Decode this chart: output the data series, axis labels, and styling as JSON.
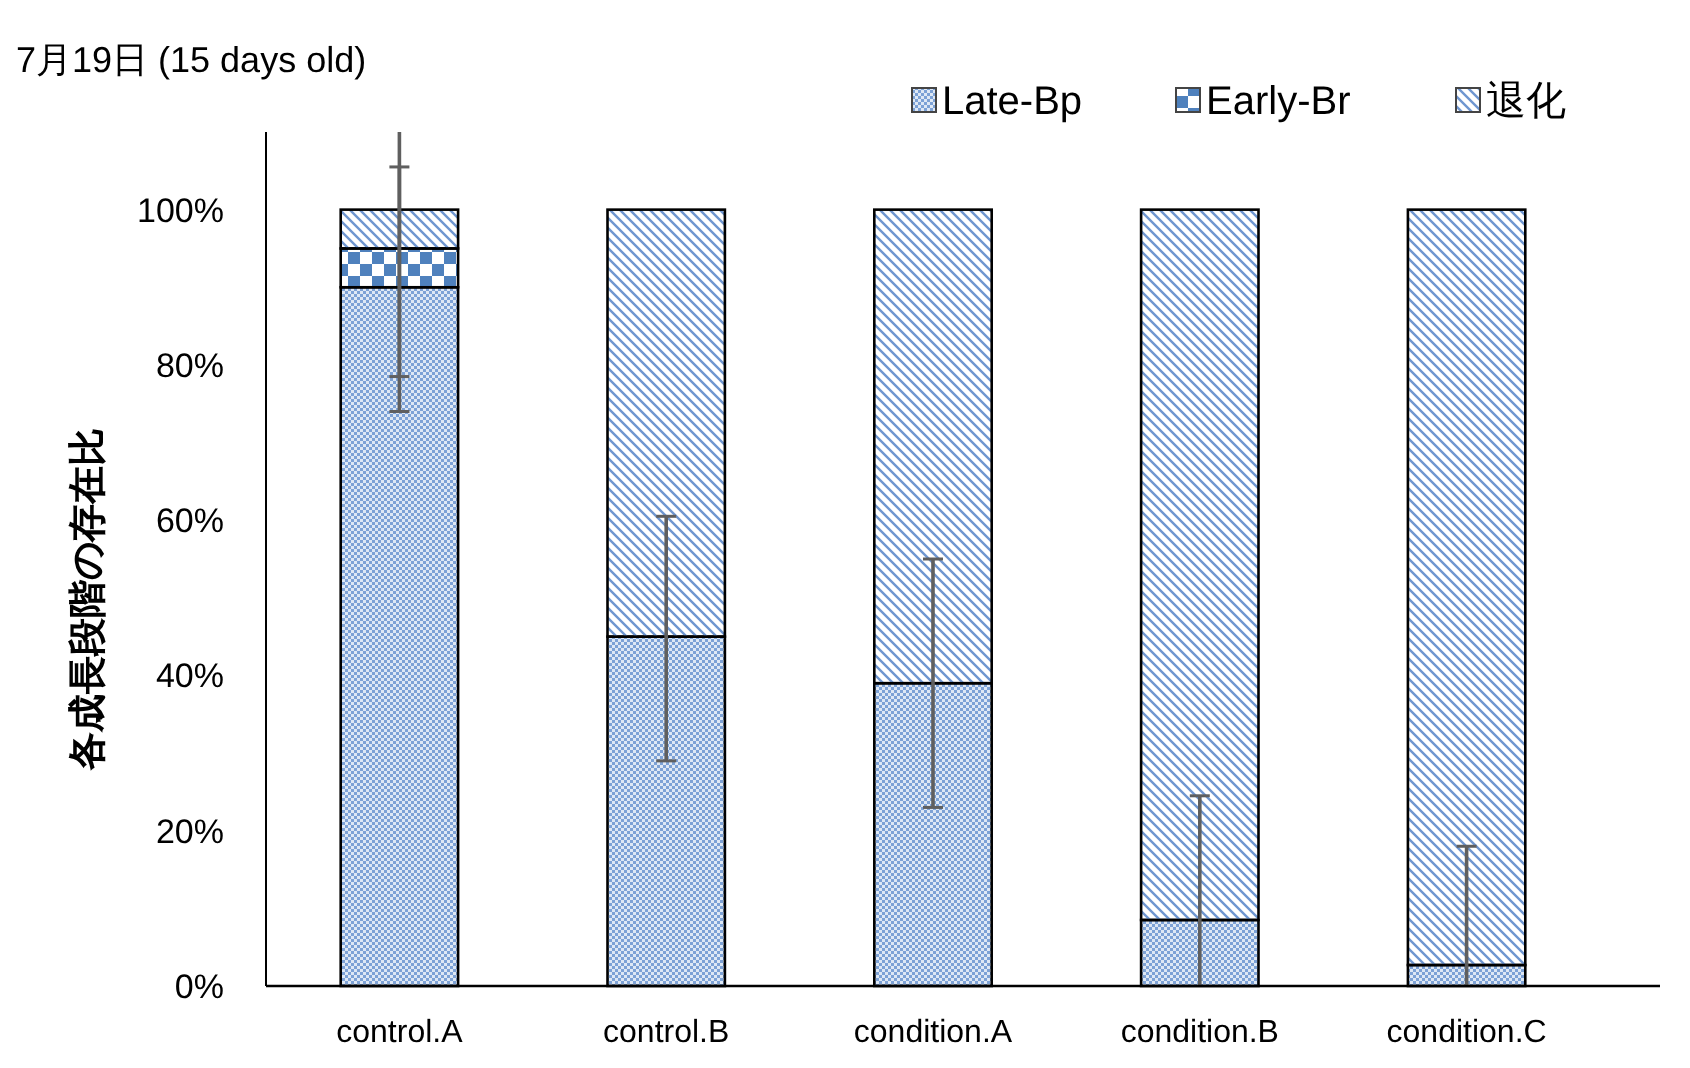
{
  "chart_data": {
    "type": "bar",
    "title": "7月19日 (15 days old)",
    "ylabel": "各成長段階の存在比",
    "stacked": true,
    "legend": "top right",
    "categories": [
      "control.A",
      "control.B",
      "condition.A",
      "condition.B",
      "condition.C"
    ],
    "series": [
      {
        "name": "Late-Bp",
        "color": "#7da2d6",
        "values": [
          90,
          45,
          39,
          8.5,
          2.7
        ],
        "errors": [
          [
            74,
            105.5
          ],
          [
            29,
            60.5
          ],
          [
            23,
            55
          ],
          [
            0,
            24.5
          ],
          [
            0,
            18
          ]
        ]
      },
      {
        "name": "Early-Br",
        "color": "#4f81bd",
        "values": [
          5,
          0,
          0,
          0,
          0
        ],
        "errors": [
          [
            78.5,
            110
          ],
          null,
          null,
          null,
          null
        ]
      },
      {
        "name": "退化",
        "color": "#6f96d0",
        "values": [
          5,
          55,
          61,
          91.5,
          97.3
        ]
      }
    ],
    "ylim": [
      0,
      110
    ],
    "yticks": [
      {
        "value": 0,
        "label": "0%"
      },
      {
        "value": 20,
        "label": "20%"
      },
      {
        "value": 40,
        "label": "40%"
      },
      {
        "value": 60,
        "label": "60%"
      },
      {
        "value": 80,
        "label": "80%"
      },
      {
        "value": 100,
        "label": "100%"
      }
    ]
  }
}
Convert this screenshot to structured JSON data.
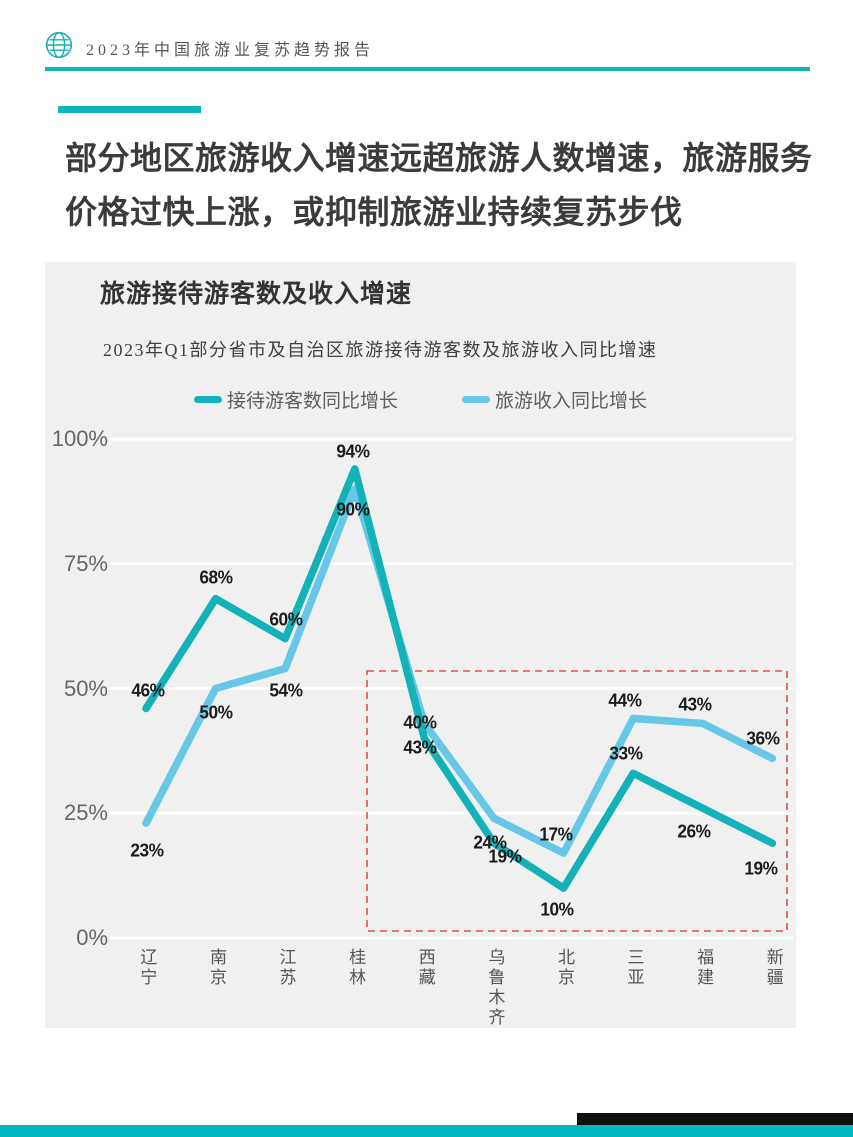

Directive:
Determine how many lines of the records above contain the word "series", and report only that number.

Answer for the task:
2